* Begin Exercise data *
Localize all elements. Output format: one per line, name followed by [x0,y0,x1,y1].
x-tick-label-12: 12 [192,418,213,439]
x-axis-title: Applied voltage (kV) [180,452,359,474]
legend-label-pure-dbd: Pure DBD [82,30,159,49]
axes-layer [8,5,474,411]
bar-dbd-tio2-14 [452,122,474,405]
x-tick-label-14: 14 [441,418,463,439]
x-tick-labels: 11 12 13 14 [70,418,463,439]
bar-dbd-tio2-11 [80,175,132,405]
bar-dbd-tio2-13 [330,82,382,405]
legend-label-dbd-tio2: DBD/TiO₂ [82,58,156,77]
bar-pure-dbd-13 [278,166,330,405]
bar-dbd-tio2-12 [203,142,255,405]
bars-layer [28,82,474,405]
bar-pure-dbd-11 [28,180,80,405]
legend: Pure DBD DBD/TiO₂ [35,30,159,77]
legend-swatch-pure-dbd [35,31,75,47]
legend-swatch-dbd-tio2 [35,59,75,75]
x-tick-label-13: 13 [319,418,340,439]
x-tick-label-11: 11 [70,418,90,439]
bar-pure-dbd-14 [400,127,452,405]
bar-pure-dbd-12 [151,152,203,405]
* End Exercise data *
## Work instructions
Can you render all the rows above as a Markdown table with two columns, No. and Line, numbering each line and leaving out any blank ones?

## Answer in full
| No. | Line |
|---|---|
| 1 | Localize all elements. Output format: one per line, name followed by [x0,y0,x1,y1]. |
| 2 | x-tick-label-12: 12 [192,418,213,439] |
| 3 | x-axis-title: Applied voltage (kV) [180,452,359,474] |
| 4 | legend-label-pure-dbd: Pure DBD [82,30,159,49] |
| 5 | axes-layer [8,5,474,411] |
| 6 | bar-dbd-tio2-14 [452,122,474,405] |
| 7 | x-tick-label-14: 14 [441,418,463,439] |
| 8 | x-tick-labels: 11 12 13 14 [70,418,463,439] |
| 9 | bar-dbd-tio2-11 [80,175,132,405] |
| 10 | bar-dbd-tio2-13 [330,82,382,405] |
| 11 | legend-label-dbd-tio2: DBD/TiO₂ [82,58,156,77] |
| 12 | bar-pure-dbd-13 [278,166,330,405] |
| 13 | bar-dbd-tio2-12 [203,142,255,405] |
| 14 | bars-layer [28,82,474,405] |
| 15 | bar-pure-dbd-11 [28,180,80,405] |
| 16 | legend: Pure DBD DBD/TiO₂ [35,30,159,77] |
| 17 | legend-swatch-pure-dbd [35,31,75,47] |
| 18 | legend-swatch-dbd-tio2 [35,59,75,75] |
| 19 | x-tick-label-13: 13 [319,418,340,439] |
| 20 | x-tick-label-11: 11 [70,418,90,439] |
| 21 | bar-pure-dbd-14 [400,127,452,405] |
| 22 | bar-pure-dbd-12 [151,152,203,405] |